STATED GOAL 1.
Echo the records from their first line through the line containing "colorbar-segment xyxy=(271,111,291,127)", including both of those lines.

SELECTED PASSAGE.
2007-02-01 19:56:51 · answer #2 · answered by tabushi11209 1 · 0 0

not at all. just because your husband treats you in a bad way doesnt make you a bad mother. i think that if anything you and your children should think that you are infact a very noble and brave woman to stand by a man and take all that youve been through. youre kids will think that you are a far better perso for standing by him than just running. its great that you have worked at things but maybe he now thinks that because you took all what you haev previously you can take anything. now is the time for that worthy, brave and noble woman to take a stand once again tell her husband to stop it or get out, if it comes to it then you and youur children go. it may make him reakise the error of his ways. if he doesnt then it sjows hes just one of those people that no matter how much love and support you give them there is just no helping them. i think that its better for a child to grow up in a single parent home so they can develop see what went on in your life and know what not to do in theirs, rather than stay in a marriage like that and make not only yourselves but your children unhappy too.
divorce can lead to rediscovering yourself and allowing youurself to grow, shed the robot status that you have become and be your own controller.
just because you siad that yoyr children will never know divorce doesnt mean that it cant happen sometimes its the only thing that can remedy the situation.
be brave and make a stand for you and your children. your not a bad mother, hes being a poor father and may drag you onto his level if you dont do something now.

SOURCE MATERIAL.
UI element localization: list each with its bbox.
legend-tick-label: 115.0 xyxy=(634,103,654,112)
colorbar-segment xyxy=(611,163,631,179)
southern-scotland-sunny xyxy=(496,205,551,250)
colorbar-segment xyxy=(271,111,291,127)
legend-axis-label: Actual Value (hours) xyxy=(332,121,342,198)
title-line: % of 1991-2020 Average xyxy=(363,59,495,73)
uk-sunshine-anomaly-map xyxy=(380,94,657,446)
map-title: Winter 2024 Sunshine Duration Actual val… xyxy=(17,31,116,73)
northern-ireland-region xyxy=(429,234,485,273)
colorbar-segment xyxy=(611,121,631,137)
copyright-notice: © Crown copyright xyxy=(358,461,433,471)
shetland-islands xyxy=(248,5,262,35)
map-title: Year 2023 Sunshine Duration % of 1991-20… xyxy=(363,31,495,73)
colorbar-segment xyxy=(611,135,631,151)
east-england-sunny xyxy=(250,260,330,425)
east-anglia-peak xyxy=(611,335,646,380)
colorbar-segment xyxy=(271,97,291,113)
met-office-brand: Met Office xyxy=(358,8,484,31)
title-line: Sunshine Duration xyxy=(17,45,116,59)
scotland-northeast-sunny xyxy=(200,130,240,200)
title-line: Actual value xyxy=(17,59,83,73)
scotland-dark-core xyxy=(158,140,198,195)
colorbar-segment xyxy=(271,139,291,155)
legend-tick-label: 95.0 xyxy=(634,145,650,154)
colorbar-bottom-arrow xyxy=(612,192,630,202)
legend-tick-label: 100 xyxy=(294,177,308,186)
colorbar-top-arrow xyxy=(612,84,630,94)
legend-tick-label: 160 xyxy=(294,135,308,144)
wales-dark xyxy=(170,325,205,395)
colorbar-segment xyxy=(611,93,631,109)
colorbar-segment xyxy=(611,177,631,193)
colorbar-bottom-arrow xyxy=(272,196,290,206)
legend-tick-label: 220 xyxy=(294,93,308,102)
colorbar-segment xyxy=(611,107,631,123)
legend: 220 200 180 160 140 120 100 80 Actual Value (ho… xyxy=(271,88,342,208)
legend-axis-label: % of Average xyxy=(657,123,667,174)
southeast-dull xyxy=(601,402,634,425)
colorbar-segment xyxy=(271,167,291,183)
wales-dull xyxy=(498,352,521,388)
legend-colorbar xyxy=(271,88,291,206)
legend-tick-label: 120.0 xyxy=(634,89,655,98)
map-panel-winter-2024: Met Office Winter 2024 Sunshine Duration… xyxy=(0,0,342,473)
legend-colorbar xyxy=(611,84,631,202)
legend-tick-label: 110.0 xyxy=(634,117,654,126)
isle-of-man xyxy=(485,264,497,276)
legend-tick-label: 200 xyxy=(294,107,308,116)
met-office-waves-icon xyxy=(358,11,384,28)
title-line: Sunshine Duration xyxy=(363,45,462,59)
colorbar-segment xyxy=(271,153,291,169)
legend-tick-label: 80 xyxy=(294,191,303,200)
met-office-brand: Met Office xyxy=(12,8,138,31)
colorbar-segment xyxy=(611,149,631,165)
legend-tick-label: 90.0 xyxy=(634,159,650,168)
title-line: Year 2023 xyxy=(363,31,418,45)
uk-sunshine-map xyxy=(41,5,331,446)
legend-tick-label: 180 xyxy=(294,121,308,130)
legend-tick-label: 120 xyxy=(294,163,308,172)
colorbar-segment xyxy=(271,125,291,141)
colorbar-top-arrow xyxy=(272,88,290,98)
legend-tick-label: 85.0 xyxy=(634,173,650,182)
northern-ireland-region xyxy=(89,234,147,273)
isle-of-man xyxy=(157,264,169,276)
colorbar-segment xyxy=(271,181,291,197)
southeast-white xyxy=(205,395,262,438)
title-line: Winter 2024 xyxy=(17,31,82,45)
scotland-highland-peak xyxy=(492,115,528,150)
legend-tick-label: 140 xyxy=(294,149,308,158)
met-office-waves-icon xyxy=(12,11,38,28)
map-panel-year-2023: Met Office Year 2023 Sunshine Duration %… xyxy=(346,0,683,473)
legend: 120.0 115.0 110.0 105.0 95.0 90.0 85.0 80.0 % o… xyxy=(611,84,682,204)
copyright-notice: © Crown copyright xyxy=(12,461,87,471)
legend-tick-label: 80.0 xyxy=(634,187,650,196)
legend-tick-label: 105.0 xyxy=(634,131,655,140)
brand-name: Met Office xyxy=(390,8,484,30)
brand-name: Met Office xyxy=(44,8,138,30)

STATED GOAL 2.
Reproduce the forum reply from "divorce can lead" to "remedy the situation.", switching "divorce" to "separation".

EXERCISE OUTPUT 1.
UI element localization: list each with its bbox.
legend-tick-label: 115.0 xyxy=(634,103,654,112)
colorbar-segment xyxy=(611,163,631,179)
southern-scotland-sunny xyxy=(496,205,551,250)
colorbar-segment xyxy=(271,111,291,127)

EXERCISE OUTPUT 2.
separation can lead to rediscovering yourself and allowing youurself to grow, shed the robot status that you have become and be your own controller.
just because you siad that yoyr children will never know separation doesnt mean that it cant happen sometimes its the only thing that can remedy the situation.